▶ **To be done**
Will you transcribe all the entries word for word, skipping the pictures they hold?

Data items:
┄┄┄┄┄┄

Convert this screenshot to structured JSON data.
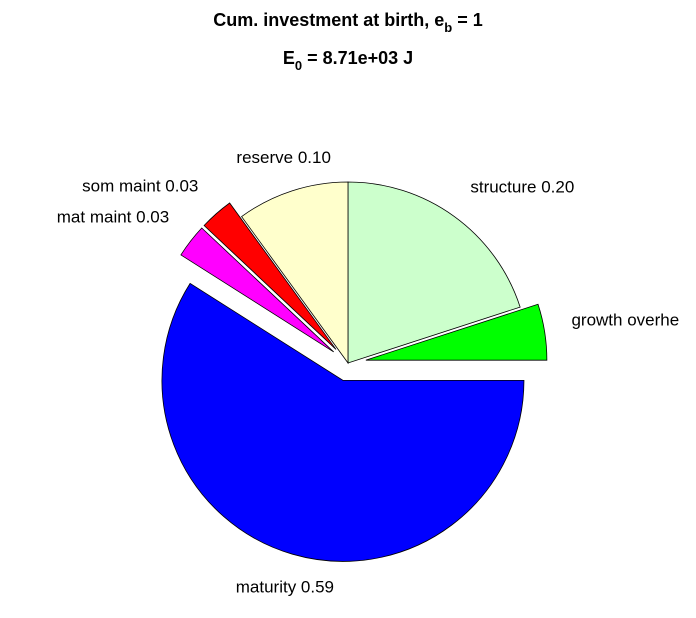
{
  "chart_data": {
    "type": "pie",
    "title": {
      "text": "Cum. investment at birth, e",
      "sub": "b",
      "tail": " = 1"
    },
    "subtitle": {
      "text": "E",
      "sub": "0",
      "tail": " = 8.71e+03 J"
    },
    "labels": [
      "structure 0.20",
      "growth overhe",
      "maturity 0.59",
      "mat maint 0.03",
      "som maint 0.03",
      "reserve 0.10"
    ],
    "values": [
      0.2,
      0.05,
      0.59,
      0.03,
      0.03,
      0.1
    ],
    "colors": [
      "#ccffcc",
      "#00ff00",
      "#0000ff",
      "#ff00ff",
      "#ff0000",
      "#ffffcc"
    ],
    "explode": [
      false,
      true,
      true,
      true,
      true,
      false
    ]
  }
}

┄┄┄┄┄┄

▶ **Answer for this exercise**
Convert this screenshot to structured JSON data.
{
  "chart_data": {
    "type": "pie",
    "title": {
      "text": "Cum. investment at birth, e",
      "sub": "b",
      "tail": " = 1"
    },
    "subtitle": {
      "text": "E",
      "sub": "0",
      "tail": " = 8.71e+03 J"
    },
    "labels": [
      "structure 0.20",
      "growth overhe",
      "maturity 0.59",
      "mat maint 0.03",
      "som maint 0.03",
      "reserve 0.10"
    ],
    "values": [
      0.2,
      0.05,
      0.59,
      0.03,
      0.03,
      0.1
    ],
    "colors": [
      "#ccffcc",
      "#00ff00",
      "#0000ff",
      "#ff00ff",
      "#ff0000",
      "#ffffcc"
    ],
    "explode": [
      false,
      true,
      true,
      true,
      true,
      false
    ]
  }
}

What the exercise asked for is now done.